-- MATERIAL PROVIDED --

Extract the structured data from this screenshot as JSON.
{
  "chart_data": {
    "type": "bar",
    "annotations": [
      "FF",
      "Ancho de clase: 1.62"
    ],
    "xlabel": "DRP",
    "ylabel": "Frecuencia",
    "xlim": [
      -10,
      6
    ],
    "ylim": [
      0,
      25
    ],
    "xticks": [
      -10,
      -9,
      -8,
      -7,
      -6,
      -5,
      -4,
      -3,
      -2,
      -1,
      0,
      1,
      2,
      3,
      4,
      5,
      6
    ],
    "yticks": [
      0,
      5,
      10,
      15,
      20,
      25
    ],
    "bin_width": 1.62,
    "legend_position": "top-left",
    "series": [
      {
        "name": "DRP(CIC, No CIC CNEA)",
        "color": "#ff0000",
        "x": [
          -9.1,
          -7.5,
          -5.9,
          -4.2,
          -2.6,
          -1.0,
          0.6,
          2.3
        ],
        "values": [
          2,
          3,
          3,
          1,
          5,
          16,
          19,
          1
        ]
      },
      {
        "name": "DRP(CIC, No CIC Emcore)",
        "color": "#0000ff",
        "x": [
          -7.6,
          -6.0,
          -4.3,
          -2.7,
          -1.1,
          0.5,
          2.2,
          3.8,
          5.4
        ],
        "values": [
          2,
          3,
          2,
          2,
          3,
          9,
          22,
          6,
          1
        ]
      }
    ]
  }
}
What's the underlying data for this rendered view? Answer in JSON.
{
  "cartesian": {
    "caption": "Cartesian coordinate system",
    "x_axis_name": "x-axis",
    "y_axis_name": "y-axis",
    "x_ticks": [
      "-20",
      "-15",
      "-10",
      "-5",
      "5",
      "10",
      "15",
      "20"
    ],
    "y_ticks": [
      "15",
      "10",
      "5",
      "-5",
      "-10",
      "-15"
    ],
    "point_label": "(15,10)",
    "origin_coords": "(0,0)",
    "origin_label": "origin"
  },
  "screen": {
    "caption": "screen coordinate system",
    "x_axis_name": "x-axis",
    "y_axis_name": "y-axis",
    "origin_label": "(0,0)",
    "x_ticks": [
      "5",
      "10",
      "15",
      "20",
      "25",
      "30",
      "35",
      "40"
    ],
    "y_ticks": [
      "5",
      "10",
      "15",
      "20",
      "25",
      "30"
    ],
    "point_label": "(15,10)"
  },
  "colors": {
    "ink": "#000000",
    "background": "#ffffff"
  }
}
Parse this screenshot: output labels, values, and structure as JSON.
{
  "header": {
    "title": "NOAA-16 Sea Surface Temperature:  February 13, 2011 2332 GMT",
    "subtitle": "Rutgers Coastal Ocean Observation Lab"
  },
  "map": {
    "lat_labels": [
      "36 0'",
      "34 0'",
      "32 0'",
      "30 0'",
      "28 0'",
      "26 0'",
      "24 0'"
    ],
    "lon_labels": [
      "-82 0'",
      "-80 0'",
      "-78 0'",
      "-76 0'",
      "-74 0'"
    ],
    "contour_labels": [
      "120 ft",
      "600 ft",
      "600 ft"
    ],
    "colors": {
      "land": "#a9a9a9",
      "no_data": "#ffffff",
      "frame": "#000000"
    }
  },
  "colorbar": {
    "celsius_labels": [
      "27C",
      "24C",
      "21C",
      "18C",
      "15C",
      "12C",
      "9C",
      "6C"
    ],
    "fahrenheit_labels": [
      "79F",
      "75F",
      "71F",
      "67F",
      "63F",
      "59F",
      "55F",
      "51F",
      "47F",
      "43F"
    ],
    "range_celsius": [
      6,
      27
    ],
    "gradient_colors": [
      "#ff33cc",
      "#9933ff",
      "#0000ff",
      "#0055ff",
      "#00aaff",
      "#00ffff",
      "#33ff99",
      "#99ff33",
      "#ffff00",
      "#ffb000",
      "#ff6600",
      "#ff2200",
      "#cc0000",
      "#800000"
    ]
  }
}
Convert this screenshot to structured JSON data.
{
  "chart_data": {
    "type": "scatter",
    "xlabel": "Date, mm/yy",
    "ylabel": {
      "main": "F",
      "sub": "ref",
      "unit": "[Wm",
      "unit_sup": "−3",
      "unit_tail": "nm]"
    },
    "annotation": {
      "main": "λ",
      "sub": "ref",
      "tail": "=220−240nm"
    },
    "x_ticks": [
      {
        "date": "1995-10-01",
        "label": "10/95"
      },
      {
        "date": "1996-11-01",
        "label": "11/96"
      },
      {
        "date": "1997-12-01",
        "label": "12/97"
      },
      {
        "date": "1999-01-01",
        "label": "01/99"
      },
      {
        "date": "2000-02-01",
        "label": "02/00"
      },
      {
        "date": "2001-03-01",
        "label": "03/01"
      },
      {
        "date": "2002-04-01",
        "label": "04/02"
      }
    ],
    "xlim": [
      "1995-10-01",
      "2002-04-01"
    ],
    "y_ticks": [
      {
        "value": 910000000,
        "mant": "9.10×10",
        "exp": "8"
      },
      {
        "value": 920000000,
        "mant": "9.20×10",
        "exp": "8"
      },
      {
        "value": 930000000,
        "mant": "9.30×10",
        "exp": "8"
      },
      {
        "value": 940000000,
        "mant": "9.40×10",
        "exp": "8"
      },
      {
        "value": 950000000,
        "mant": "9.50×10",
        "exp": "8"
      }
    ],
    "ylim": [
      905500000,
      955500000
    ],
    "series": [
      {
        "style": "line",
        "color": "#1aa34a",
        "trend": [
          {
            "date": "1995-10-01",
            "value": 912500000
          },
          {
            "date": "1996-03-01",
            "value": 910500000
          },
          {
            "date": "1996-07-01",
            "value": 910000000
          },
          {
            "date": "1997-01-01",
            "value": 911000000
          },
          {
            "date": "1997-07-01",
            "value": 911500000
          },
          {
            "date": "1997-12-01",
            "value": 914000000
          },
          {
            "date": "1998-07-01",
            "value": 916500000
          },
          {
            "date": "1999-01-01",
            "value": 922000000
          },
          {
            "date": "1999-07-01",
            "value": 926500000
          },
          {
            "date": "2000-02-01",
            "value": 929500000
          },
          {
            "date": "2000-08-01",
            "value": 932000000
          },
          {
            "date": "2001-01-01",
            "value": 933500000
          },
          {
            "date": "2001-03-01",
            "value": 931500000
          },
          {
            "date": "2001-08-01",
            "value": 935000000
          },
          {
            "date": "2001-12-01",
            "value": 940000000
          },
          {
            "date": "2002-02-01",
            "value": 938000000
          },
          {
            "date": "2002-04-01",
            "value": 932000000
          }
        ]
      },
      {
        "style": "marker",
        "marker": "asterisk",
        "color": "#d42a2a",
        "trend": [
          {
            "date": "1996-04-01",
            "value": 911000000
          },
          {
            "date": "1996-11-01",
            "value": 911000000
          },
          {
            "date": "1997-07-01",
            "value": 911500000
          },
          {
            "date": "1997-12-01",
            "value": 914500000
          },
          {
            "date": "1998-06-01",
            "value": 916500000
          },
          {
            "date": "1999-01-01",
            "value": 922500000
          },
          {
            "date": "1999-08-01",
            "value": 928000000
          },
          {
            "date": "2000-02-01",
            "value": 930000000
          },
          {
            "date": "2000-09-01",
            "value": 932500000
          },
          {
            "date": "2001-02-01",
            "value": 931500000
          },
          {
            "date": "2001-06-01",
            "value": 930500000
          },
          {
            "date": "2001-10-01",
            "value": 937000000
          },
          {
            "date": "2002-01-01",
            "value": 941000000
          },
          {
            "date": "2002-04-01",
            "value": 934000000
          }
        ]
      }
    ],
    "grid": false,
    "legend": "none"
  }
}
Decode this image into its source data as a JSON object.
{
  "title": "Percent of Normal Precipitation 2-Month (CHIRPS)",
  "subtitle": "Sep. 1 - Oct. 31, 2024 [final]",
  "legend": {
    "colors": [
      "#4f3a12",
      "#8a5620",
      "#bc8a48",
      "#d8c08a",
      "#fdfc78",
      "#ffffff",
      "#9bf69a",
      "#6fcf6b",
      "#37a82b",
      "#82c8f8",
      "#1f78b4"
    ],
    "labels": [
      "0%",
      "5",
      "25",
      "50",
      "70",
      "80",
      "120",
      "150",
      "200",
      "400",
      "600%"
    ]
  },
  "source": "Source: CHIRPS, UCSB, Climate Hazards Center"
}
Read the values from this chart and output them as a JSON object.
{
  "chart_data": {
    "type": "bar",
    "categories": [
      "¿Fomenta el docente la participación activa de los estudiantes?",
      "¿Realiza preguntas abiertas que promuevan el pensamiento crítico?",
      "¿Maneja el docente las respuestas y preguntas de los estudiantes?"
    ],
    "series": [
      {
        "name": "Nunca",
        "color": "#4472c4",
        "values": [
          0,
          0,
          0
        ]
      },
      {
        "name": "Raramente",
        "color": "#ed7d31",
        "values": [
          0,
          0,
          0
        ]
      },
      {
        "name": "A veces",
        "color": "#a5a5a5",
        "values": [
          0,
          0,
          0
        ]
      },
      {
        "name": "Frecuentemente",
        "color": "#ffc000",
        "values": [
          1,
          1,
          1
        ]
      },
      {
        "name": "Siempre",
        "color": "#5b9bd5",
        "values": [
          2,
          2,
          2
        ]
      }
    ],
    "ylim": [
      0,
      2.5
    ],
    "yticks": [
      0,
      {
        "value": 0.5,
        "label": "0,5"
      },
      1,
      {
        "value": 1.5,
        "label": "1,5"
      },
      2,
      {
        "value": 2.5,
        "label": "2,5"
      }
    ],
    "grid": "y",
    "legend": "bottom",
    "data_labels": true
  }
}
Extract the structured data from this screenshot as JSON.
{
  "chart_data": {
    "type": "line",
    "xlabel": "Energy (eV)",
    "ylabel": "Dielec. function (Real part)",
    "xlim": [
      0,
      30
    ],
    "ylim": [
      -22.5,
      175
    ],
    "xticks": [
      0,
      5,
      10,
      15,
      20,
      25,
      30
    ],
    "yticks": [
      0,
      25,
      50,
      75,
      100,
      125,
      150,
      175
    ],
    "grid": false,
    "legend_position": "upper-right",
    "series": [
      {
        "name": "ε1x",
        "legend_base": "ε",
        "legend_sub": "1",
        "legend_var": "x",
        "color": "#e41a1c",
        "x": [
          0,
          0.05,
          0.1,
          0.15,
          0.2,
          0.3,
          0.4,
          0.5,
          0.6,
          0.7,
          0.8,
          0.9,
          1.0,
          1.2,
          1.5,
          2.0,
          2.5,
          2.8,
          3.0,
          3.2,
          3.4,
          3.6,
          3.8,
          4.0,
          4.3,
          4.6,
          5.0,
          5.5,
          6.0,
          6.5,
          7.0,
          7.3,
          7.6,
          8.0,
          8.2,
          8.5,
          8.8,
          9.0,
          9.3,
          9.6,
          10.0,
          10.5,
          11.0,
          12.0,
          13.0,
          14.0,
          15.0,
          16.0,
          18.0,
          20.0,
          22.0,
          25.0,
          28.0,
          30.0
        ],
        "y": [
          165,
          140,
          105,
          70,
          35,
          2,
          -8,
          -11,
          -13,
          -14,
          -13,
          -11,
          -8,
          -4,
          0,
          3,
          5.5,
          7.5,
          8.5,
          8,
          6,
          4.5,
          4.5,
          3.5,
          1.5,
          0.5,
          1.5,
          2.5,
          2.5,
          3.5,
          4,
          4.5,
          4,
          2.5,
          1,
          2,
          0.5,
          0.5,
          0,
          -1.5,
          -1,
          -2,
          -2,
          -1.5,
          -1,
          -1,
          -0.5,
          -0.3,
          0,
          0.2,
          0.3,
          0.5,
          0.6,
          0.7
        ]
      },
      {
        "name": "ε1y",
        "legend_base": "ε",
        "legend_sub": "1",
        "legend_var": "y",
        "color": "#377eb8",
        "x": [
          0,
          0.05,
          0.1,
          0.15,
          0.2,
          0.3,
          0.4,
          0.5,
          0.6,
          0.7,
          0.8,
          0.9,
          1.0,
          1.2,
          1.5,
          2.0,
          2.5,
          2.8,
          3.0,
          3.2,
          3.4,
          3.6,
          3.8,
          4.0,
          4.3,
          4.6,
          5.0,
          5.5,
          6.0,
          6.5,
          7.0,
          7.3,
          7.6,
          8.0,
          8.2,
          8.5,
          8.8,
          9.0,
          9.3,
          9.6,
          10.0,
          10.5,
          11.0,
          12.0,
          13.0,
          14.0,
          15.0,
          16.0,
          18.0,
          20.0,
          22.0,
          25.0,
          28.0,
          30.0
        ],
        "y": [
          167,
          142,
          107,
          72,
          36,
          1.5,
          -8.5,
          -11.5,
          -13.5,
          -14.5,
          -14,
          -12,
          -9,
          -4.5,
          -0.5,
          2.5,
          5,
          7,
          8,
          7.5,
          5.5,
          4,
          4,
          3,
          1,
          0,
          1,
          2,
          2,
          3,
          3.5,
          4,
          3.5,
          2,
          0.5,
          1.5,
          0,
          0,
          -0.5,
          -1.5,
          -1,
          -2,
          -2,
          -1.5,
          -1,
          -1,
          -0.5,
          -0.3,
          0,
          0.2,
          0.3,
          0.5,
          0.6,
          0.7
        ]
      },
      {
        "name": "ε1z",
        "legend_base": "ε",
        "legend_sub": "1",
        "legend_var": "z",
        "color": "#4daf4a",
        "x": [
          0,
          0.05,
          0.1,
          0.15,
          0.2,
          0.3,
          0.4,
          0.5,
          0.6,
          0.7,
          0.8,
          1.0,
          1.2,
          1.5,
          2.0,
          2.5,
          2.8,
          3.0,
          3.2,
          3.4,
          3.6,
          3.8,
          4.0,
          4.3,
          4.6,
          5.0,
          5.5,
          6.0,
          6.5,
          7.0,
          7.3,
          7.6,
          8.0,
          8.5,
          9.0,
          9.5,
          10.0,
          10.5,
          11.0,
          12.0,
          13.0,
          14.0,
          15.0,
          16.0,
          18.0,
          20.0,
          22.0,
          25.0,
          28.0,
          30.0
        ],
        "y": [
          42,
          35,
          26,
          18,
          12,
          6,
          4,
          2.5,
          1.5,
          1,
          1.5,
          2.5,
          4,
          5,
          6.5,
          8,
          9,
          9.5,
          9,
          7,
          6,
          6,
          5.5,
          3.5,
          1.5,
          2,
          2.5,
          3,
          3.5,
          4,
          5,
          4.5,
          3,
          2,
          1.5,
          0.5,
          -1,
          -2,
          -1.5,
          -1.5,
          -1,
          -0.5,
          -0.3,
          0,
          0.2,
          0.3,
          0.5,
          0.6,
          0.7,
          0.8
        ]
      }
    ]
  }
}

-- WORK TO BE COMPLETED --
Identify the lines that contain the string "source", and copy every one of them.

-- CORRECT ANSWER --
Decode this image into its source data as a JSON object.
  "source": "Source: CHIRPS, UCSB, Climate Hazards Center"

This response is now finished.